:: What the task asks ::
Extract every line from the records below that contains the word "icon".

:: Supplied data ::
* Start *

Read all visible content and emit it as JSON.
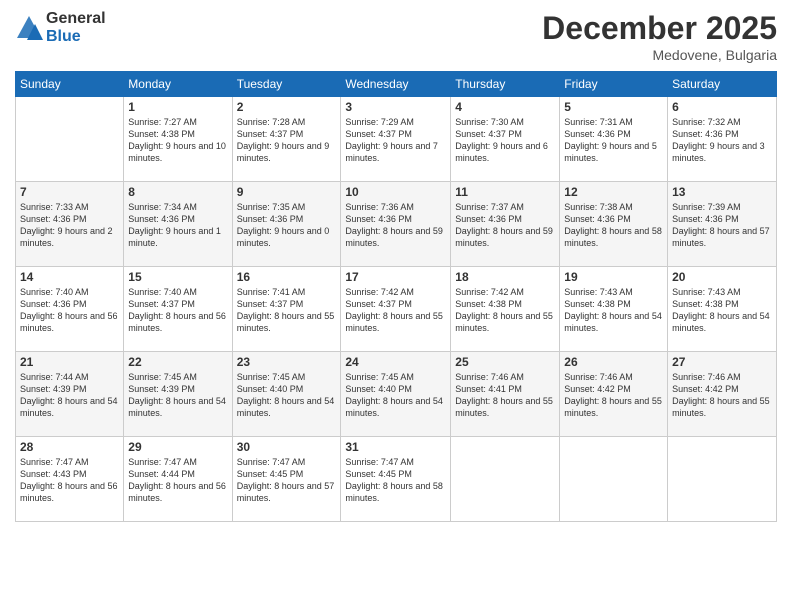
{
  "logo": {
    "general": "General",
    "blue": "Blue"
  },
  "header": {
    "month": "December 2025",
    "location": "Medovene, Bulgaria"
  },
  "days_of_week": [
    "Sunday",
    "Monday",
    "Tuesday",
    "Wednesday",
    "Thursday",
    "Friday",
    "Saturday"
  ],
  "weeks": [
    [
      {
        "day": "",
        "sunrise": "",
        "sunset": "",
        "daylight": ""
      },
      {
        "day": "1",
        "sunrise": "Sunrise: 7:27 AM",
        "sunset": "Sunset: 4:38 PM",
        "daylight": "Daylight: 9 hours and 10 minutes."
      },
      {
        "day": "2",
        "sunrise": "Sunrise: 7:28 AM",
        "sunset": "Sunset: 4:37 PM",
        "daylight": "Daylight: 9 hours and 9 minutes."
      },
      {
        "day": "3",
        "sunrise": "Sunrise: 7:29 AM",
        "sunset": "Sunset: 4:37 PM",
        "daylight": "Daylight: 9 hours and 7 minutes."
      },
      {
        "day": "4",
        "sunrise": "Sunrise: 7:30 AM",
        "sunset": "Sunset: 4:37 PM",
        "daylight": "Daylight: 9 hours and 6 minutes."
      },
      {
        "day": "5",
        "sunrise": "Sunrise: 7:31 AM",
        "sunset": "Sunset: 4:36 PM",
        "daylight": "Daylight: 9 hours and 5 minutes."
      },
      {
        "day": "6",
        "sunrise": "Sunrise: 7:32 AM",
        "sunset": "Sunset: 4:36 PM",
        "daylight": "Daylight: 9 hours and 3 minutes."
      }
    ],
    [
      {
        "day": "7",
        "sunrise": "Sunrise: 7:33 AM",
        "sunset": "Sunset: 4:36 PM",
        "daylight": "Daylight: 9 hours and 2 minutes."
      },
      {
        "day": "8",
        "sunrise": "Sunrise: 7:34 AM",
        "sunset": "Sunset: 4:36 PM",
        "daylight": "Daylight: 9 hours and 1 minute."
      },
      {
        "day": "9",
        "sunrise": "Sunrise: 7:35 AM",
        "sunset": "Sunset: 4:36 PM",
        "daylight": "Daylight: 9 hours and 0 minutes."
      },
      {
        "day": "10",
        "sunrise": "Sunrise: 7:36 AM",
        "sunset": "Sunset: 4:36 PM",
        "daylight": "Daylight: 8 hours and 59 minutes."
      },
      {
        "day": "11",
        "sunrise": "Sunrise: 7:37 AM",
        "sunset": "Sunset: 4:36 PM",
        "daylight": "Daylight: 8 hours and 59 minutes."
      },
      {
        "day": "12",
        "sunrise": "Sunrise: 7:38 AM",
        "sunset": "Sunset: 4:36 PM",
        "daylight": "Daylight: 8 hours and 58 minutes."
      },
      {
        "day": "13",
        "sunrise": "Sunrise: 7:39 AM",
        "sunset": "Sunset: 4:36 PM",
        "daylight": "Daylight: 8 hours and 57 minutes."
      }
    ],
    [
      {
        "day": "14",
        "sunrise": "Sunrise: 7:40 AM",
        "sunset": "Sunset: 4:36 PM",
        "daylight": "Daylight: 8 hours and 56 minutes."
      },
      {
        "day": "15",
        "sunrise": "Sunrise: 7:40 AM",
        "sunset": "Sunset: 4:37 PM",
        "daylight": "Daylight: 8 hours and 56 minutes."
      },
      {
        "day": "16",
        "sunrise": "Sunrise: 7:41 AM",
        "sunset": "Sunset: 4:37 PM",
        "daylight": "Daylight: 8 hours and 55 minutes."
      },
      {
        "day": "17",
        "sunrise": "Sunrise: 7:42 AM",
        "sunset": "Sunset: 4:37 PM",
        "daylight": "Daylight: 8 hours and 55 minutes."
      },
      {
        "day": "18",
        "sunrise": "Sunrise: 7:42 AM",
        "sunset": "Sunset: 4:38 PM",
        "daylight": "Daylight: 8 hours and 55 minutes."
      },
      {
        "day": "19",
        "sunrise": "Sunrise: 7:43 AM",
        "sunset": "Sunset: 4:38 PM",
        "daylight": "Daylight: 8 hours and 54 minutes."
      },
      {
        "day": "20",
        "sunrise": "Sunrise: 7:43 AM",
        "sunset": "Sunset: 4:38 PM",
        "daylight": "Daylight: 8 hours and 54 minutes."
      }
    ],
    [
      {
        "day": "21",
        "sunrise": "Sunrise: 7:44 AM",
        "sunset": "Sunset: 4:39 PM",
        "daylight": "Daylight: 8 hours and 54 minutes."
      },
      {
        "day": "22",
        "sunrise": "Sunrise: 7:45 AM",
        "sunset": "Sunset: 4:39 PM",
        "daylight": "Daylight: 8 hours and 54 minutes."
      },
      {
        "day": "23",
        "sunrise": "Sunrise: 7:45 AM",
        "sunset": "Sunset: 4:40 PM",
        "daylight": "Daylight: 8 hours and 54 minutes."
      },
      {
        "day": "24",
        "sunrise": "Sunrise: 7:45 AM",
        "sunset": "Sunset: 4:40 PM",
        "daylight": "Daylight: 8 hours and 54 minutes."
      },
      {
        "day": "25",
        "sunrise": "Sunrise: 7:46 AM",
        "sunset": "Sunset: 4:41 PM",
        "daylight": "Daylight: 8 hours and 55 minutes."
      },
      {
        "day": "26",
        "sunrise": "Sunrise: 7:46 AM",
        "sunset": "Sunset: 4:42 PM",
        "daylight": "Daylight: 8 hours and 55 minutes."
      },
      {
        "day": "27",
        "sunrise": "Sunrise: 7:46 AM",
        "sunset": "Sunset: 4:42 PM",
        "daylight": "Daylight: 8 hours and 55 minutes."
      }
    ],
    [
      {
        "day": "28",
        "sunrise": "Sunrise: 7:47 AM",
        "sunset": "Sunset: 4:43 PM",
        "daylight": "Daylight: 8 hours and 56 minutes."
      },
      {
        "day": "29",
        "sunrise": "Sunrise: 7:47 AM",
        "sunset": "Sunset: 4:44 PM",
        "daylight": "Daylight: 8 hours and 56 minutes."
      },
      {
        "day": "30",
        "sunrise": "Sunrise: 7:47 AM",
        "sunset": "Sunset: 4:45 PM",
        "daylight": "Daylight: 8 hours and 57 minutes."
      },
      {
        "day": "31",
        "sunrise": "Sunrise: 7:47 AM",
        "sunset": "Sunset: 4:45 PM",
        "daylight": "Daylight: 8 hours and 58 minutes."
      },
      {
        "day": "",
        "sunrise": "",
        "sunset": "",
        "daylight": ""
      },
      {
        "day": "",
        "sunrise": "",
        "sunset": "",
        "daylight": ""
      },
      {
        "day": "",
        "sunrise": "",
        "sunset": "",
        "daylight": ""
      }
    ]
  ]
}
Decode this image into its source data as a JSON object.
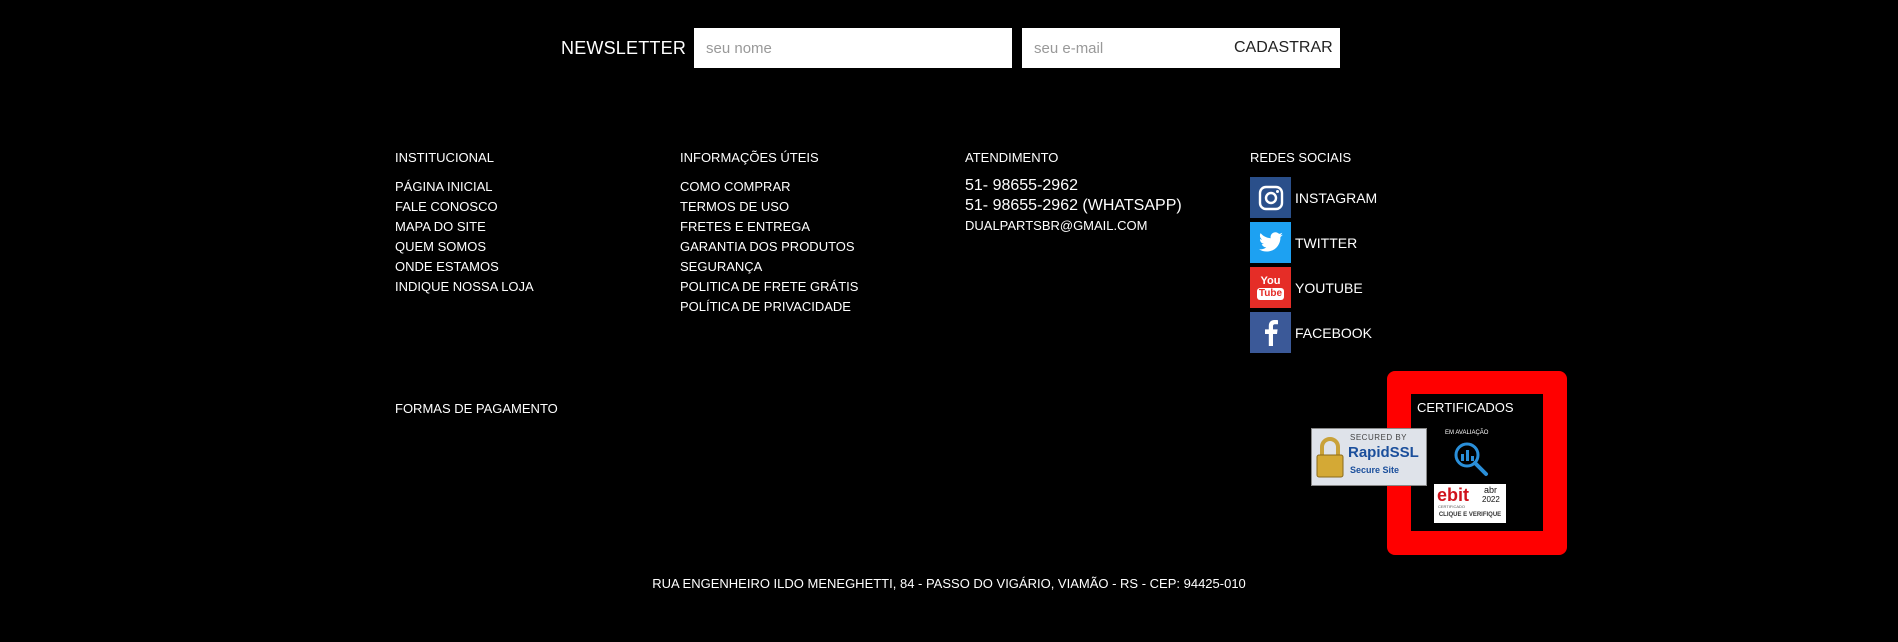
{
  "newsletter": {
    "title": "NEWSLETTER",
    "name_placeholder": "seu nome",
    "email_placeholder": "seu e-mail",
    "submit_label": "CADASTRAR"
  },
  "institucional": {
    "title": "INSTITUCIONAL",
    "items": [
      "PÁGINA INICIAL",
      "FALE CONOSCO",
      "MAPA DO SITE",
      "QUEM SOMOS",
      "ONDE ESTAMOS",
      "INDIQUE NOSSA LOJA"
    ]
  },
  "informacoes": {
    "title": "INFORMAÇÕES ÚTEIS",
    "items": [
      "COMO COMPRAR",
      "TERMOS DE USO",
      "FRETES E ENTREGA",
      "GARANTIA DOS PRODUTOS",
      "SEGURANÇA",
      "POLITICA DE FRETE GRÁTIS",
      "POLÍTICA DE PRIVACIDADE"
    ]
  },
  "atendimento": {
    "title": "ATENDIMENTO",
    "phone": "51- 98655-2962",
    "whatsapp": "51- 98655-2962 (WHATSAPP)",
    "email": "DUALPARTSBR@GMAIL.COM"
  },
  "redes": {
    "title": "REDES SOCIAIS",
    "items": [
      {
        "label": "INSTAGRAM",
        "icon": "instagram-icon",
        "color": "#2a4f8a"
      },
      {
        "label": "TWITTER",
        "icon": "twitter-icon",
        "color": "#1da1f2"
      },
      {
        "label": "YOUTUBE",
        "icon": "youtube-icon",
        "color": "#e52d27"
      },
      {
        "label": "FACEBOOK",
        "icon": "facebook-icon",
        "color": "#3b5998"
      }
    ]
  },
  "pagamento": {
    "title": "FORMAS DE PAGAMENTO"
  },
  "certificados": {
    "title": "CERTIFICADOS",
    "secure_top": "SECURED BY",
    "secure_brand": "RapidSSL",
    "secure_bottom": "Secure Site",
    "eval_label": "EM AVALIAÇÃO",
    "ebit_brand": "ebit",
    "ebit_sub": "CERTIFICADO",
    "ebit_month": "abr",
    "ebit_year": "2022",
    "ebit_cta": "CLIQUE E VERIFIQUE",
    "highlight_color": "#ff0000"
  },
  "footer": {
    "address": "RUA ENGENHEIRO ILDO MENEGHETTI, 84 - PASSO DO VIGÁRIO, VIAMÃO - RS - CEP: 94425-010"
  }
}
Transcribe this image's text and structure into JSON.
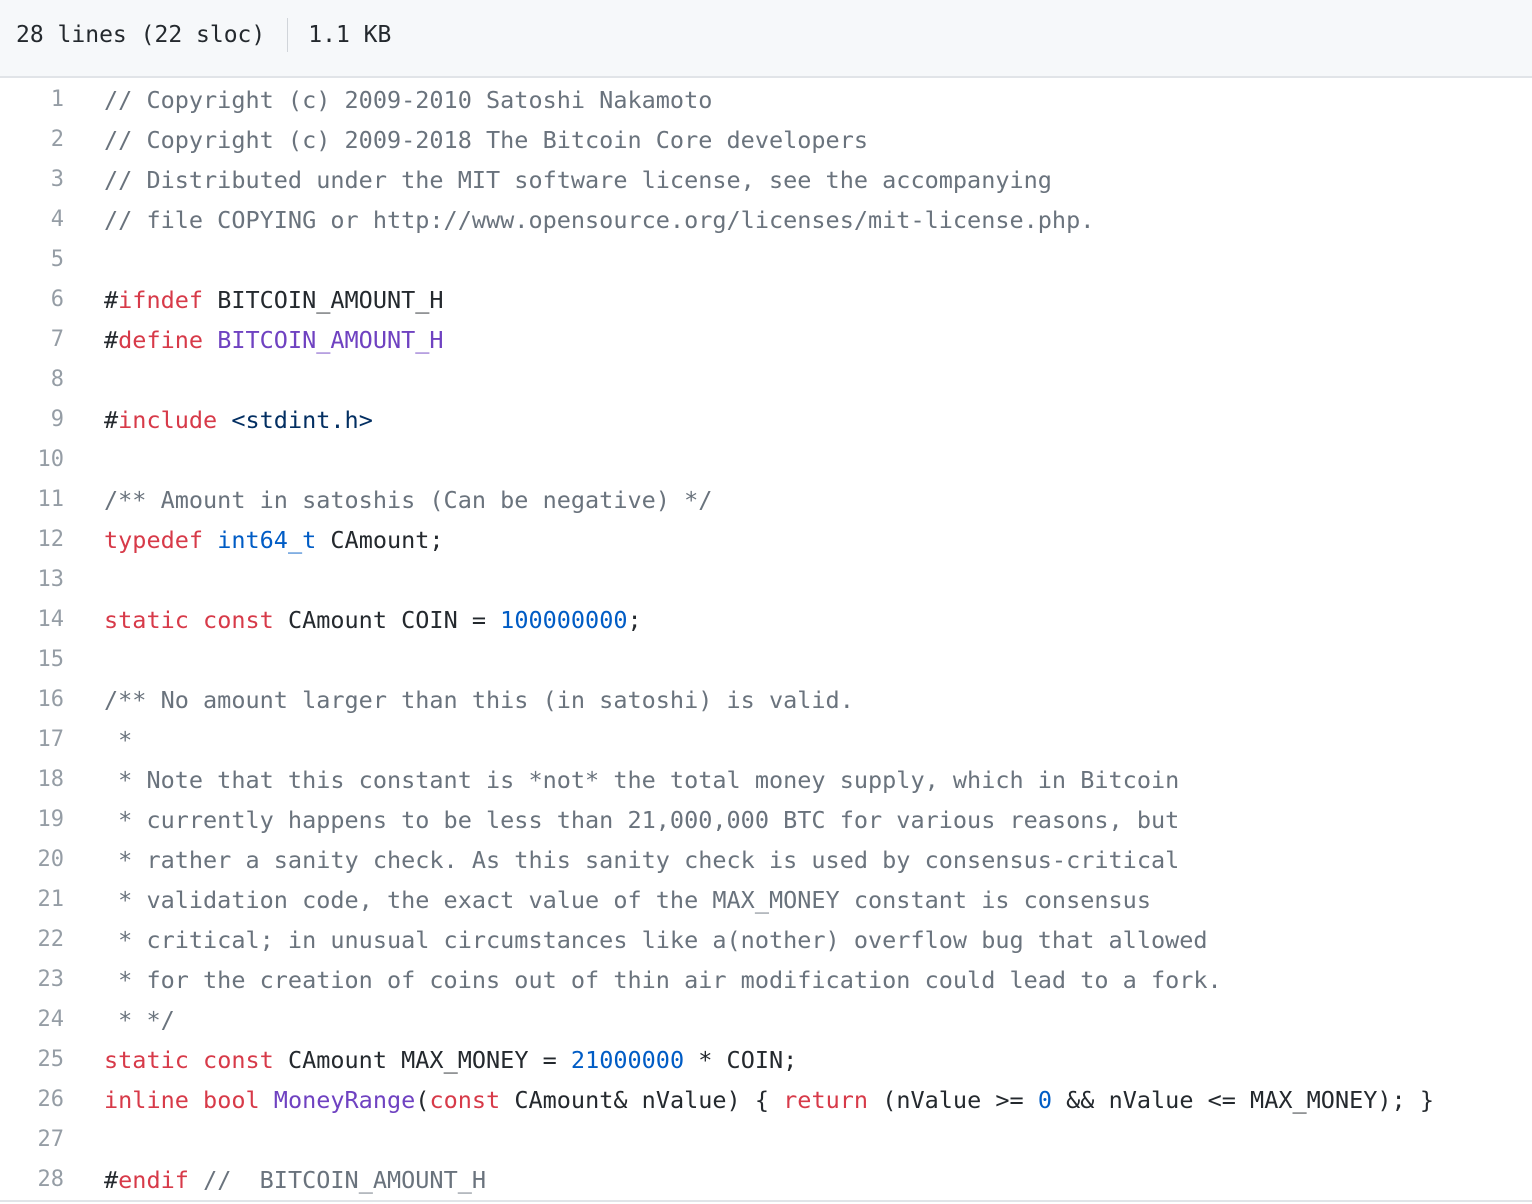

* End *

:: Full solution ::
        "icon": "instagram-icon",
        "icon": "twitter-icon",
        "icon": "youtube-icon",
        "icon": "facebook-icon",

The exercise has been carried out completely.